• [TASK PROMPT]:
Where the data below has the string "your", return the whole line.

• [RECORDS FOR THIS EXERCISE]:
** BEGIN **

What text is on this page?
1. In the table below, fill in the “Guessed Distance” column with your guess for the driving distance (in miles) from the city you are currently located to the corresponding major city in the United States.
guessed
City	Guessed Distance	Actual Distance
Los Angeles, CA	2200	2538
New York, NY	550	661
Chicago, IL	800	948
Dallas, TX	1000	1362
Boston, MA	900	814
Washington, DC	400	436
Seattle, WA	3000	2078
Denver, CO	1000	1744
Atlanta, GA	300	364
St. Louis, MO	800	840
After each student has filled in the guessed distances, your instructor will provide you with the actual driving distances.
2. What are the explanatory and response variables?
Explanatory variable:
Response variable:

** END **
** BEGIN **

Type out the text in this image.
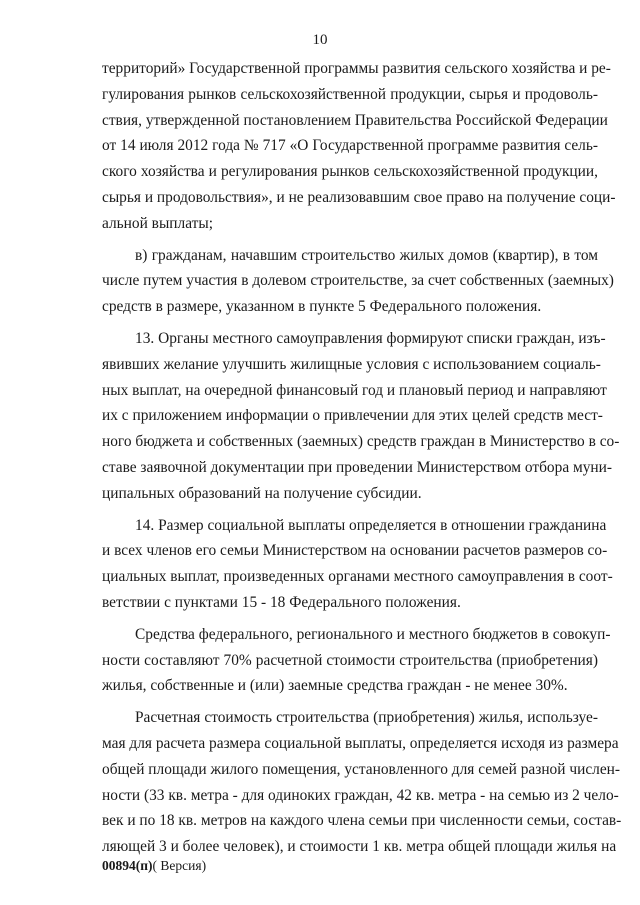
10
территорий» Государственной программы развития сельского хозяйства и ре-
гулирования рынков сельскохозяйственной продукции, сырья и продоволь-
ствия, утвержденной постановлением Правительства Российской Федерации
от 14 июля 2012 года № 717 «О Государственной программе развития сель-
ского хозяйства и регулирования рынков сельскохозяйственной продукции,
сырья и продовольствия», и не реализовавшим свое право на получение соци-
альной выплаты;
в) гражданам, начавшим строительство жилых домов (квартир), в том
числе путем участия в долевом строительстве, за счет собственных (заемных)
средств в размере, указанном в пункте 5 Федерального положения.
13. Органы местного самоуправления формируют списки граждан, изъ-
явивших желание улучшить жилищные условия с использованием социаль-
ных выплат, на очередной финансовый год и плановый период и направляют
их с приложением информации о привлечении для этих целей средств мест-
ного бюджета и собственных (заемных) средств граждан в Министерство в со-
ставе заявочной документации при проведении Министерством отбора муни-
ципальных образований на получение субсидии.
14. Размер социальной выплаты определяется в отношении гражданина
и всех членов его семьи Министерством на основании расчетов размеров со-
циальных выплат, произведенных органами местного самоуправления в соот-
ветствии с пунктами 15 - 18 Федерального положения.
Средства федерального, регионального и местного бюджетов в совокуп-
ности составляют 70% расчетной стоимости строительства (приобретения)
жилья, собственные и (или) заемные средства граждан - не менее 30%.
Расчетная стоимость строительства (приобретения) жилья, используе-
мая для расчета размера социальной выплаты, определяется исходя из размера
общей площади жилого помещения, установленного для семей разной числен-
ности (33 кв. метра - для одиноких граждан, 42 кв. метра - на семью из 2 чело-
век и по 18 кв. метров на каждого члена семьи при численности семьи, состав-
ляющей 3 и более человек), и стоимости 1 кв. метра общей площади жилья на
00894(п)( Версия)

** END **

• [ANSWER TO THE PROBLEM]:
1. In the table below, fill in the “Guessed Distance” column with your guess for the driving distance (in miles) from the city you are currently located to the corresponding major city in the United States.
After each student has filled in the guessed distances, your instructor will provide you with the actual driving distances.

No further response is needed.